» EXERCISE PROMPT
Skip every picture and transcribe the remaining material exactly.

Raw records:
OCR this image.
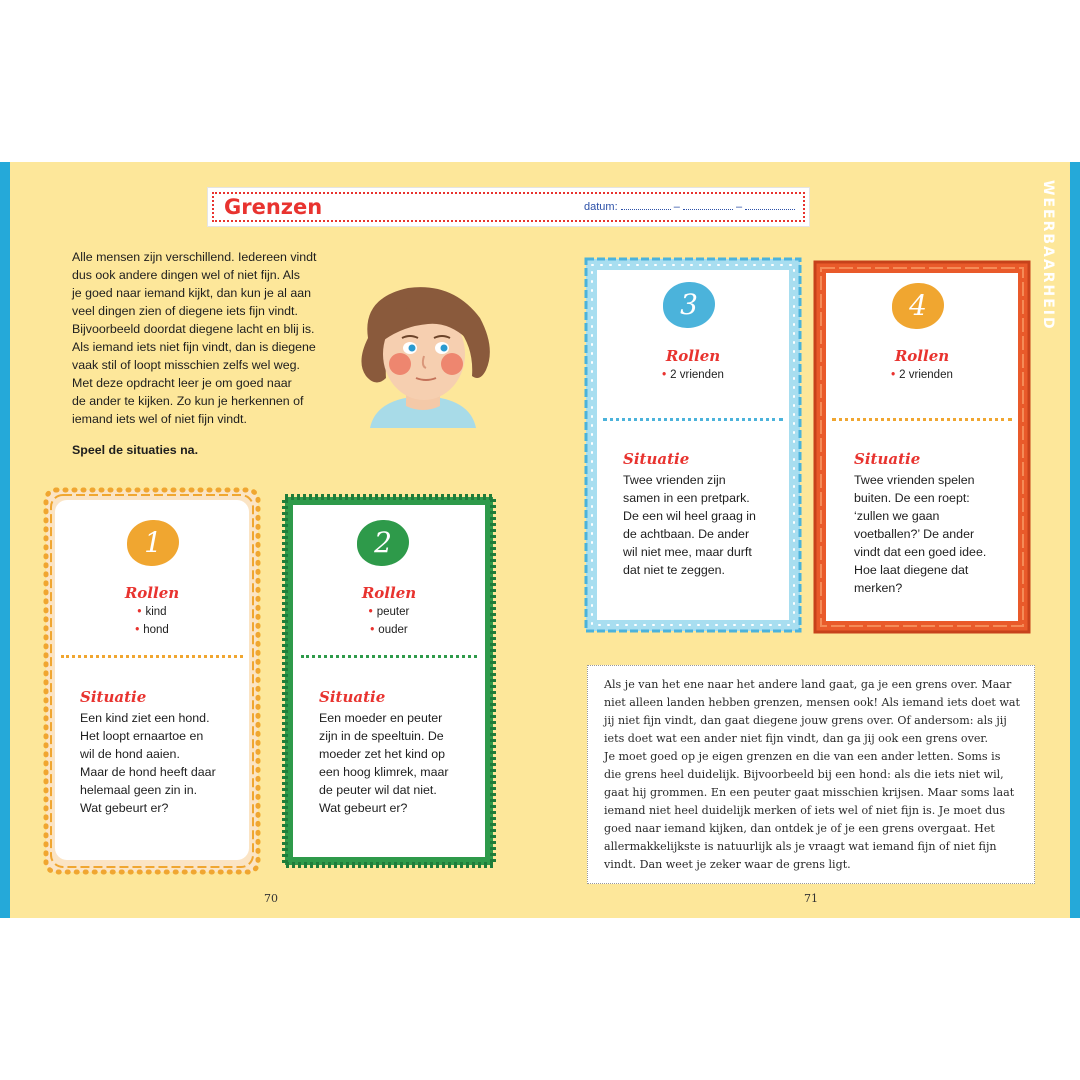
WEERBAARHEID
Grenzen	datum:	–	–
Alle mensen zijn verschillend. Iedereen vindt
dus ook andere dingen wel of niet fijn. Als
je goed naar iemand kijkt, dan kun je al aan
veel dingen zien of diegene iets fijn vindt.
Bijvoorbeeld doordat diegene lacht en blij is.
Als iemand iets niet fijn vindt, dan is diegene
vaak stil of loopt misschien zelfs wel weg.
Met deze opdracht leer je om goed naar
de ander te kijken. Zo kun je herkennen of
iemand iets wel of niet fijn vindt.
Speel de situaties na.
1
Rollen
• kind
• hond
Situatie
Een kind ziet een hond.
Het loopt ernaartoe en
wil de hond aaien.
Maar de hond heeft daar
helemaal geen zin in.
Wat gebeurt er?
2
Rollen
• peuter
• ouder
Situatie
Een moeder en peuter
zijn in de speeltuin. De
moeder zet het kind op
een hoog klimrek, maar
de peuter wil dat niet.
Wat gebeurt er?
3
Rollen
• 2 vrienden
Situatie
Twee vrienden zijn
samen in een pretpark.
De een wil heel graag in
de achtbaan. De ander
wil niet mee, maar durft
dat niet te zeggen.
4
Rollen
• 2 vrienden
Situatie
Twee vrienden spelen
buiten. De een roept:
‘zullen we gaan
voetballen?’ De ander
vindt dat een goed idee.
Hoe laat diegene dat
merken?
Als je van het ene naar het andere land gaat, ga je een grens over. Maar
niet alleen landen hebben grenzen, mensen ook! Als iemand iets doet wat
jij niet fijn vindt, dan gaat diegene jouw grens over. Of andersom: als jij
iets doet wat een ander niet fijn vindt, dan ga jij ook een grens over.
Je moet goed op je eigen grenzen en die van een ander letten. Soms is
die grens heel duidelijk. Bijvoorbeeld bij een hond: als die iets niet wil,
gaat hij grommen. En een peuter gaat misschien krijsen. Maar soms laat
iemand niet heel duidelijk merken of iets wel of niet fijn is. Je moet dus
goed naar iemand kijken, dan ontdek je of je een grens overgaat. Het
allermakkelijkste is natuurlijk als je vraagt wat iemand fijn of niet fijn
vindt. Dan weet je zeker waar de grens ligt.
70	71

» EXERCISE RESPONSE
OCR this image.
WEERBAARHEID
Grenzen	datum:	–	–
Alle mensen zijn verschillend. Iedereen vindt
dus ook andere dingen wel of niet fijn. Als
je goed naar iemand kijkt, dan kun je al aan
veel dingen zien of diegene iets fijn vindt.
Bijvoorbeeld doordat diegene lacht en blij is.
Als iemand iets niet fijn vindt, dan is diegene
vaak stil of loopt misschien zelfs wel weg.
Met deze opdracht leer je om goed naar
de ander te kijken. Zo kun je herkennen of
iemand iets wel of niet fijn vindt.
Speel de situaties na.
1
Rollen
• kind
• hond
Situatie
Een kind ziet een hond.
Het loopt ernaartoe en
wil de hond aaien.
Maar de hond heeft daar
helemaal geen zin in.
Wat gebeurt er?
2
Rollen
• peuter
• ouder
Situatie
Een moeder en peuter
zijn in de speeltuin. De
moeder zet het kind op
een hoog klimrek, maar
de peuter wil dat niet.
Wat gebeurt er?
3
Rollen
• 2 vrienden
Situatie
Twee vrienden zijn
samen in een pretpark.
De een wil heel graag in
de achtbaan. De ander
wil niet mee, maar durft
dat niet te zeggen.
4
Rollen
• 2 vrienden
Situatie
Twee vrienden spelen
buiten. De een roept:
‘zullen we gaan
voetballen?’ De ander
vindt dat een goed idee.
Hoe laat diegene dat
merken?
Als je van het ene naar het andere land gaat, ga je een grens over. Maar
niet alleen landen hebben grenzen, mensen ook! Als iemand iets doet wat
jij niet fijn vindt, dan gaat diegene jouw grens over. Of andersom: als jij
iets doet wat een ander niet fijn vindt, dan ga jij ook een grens over.
Je moet goed op je eigen grenzen en die van een ander letten. Soms is
die grens heel duidelijk. Bijvoorbeeld bij een hond: als die iets niet wil,
gaat hij grommen. En een peuter gaat misschien krijsen. Maar soms laat
iemand niet heel duidelijk merken of iets wel of niet fijn is. Je moet dus
goed naar iemand kijken, dan ontdek je of je een grens overgaat. Het
allermakkelijkste is natuurlijk als je vraagt wat iemand fijn of niet fijn
vindt. Dan weet je zeker waar de grens ligt.
70	71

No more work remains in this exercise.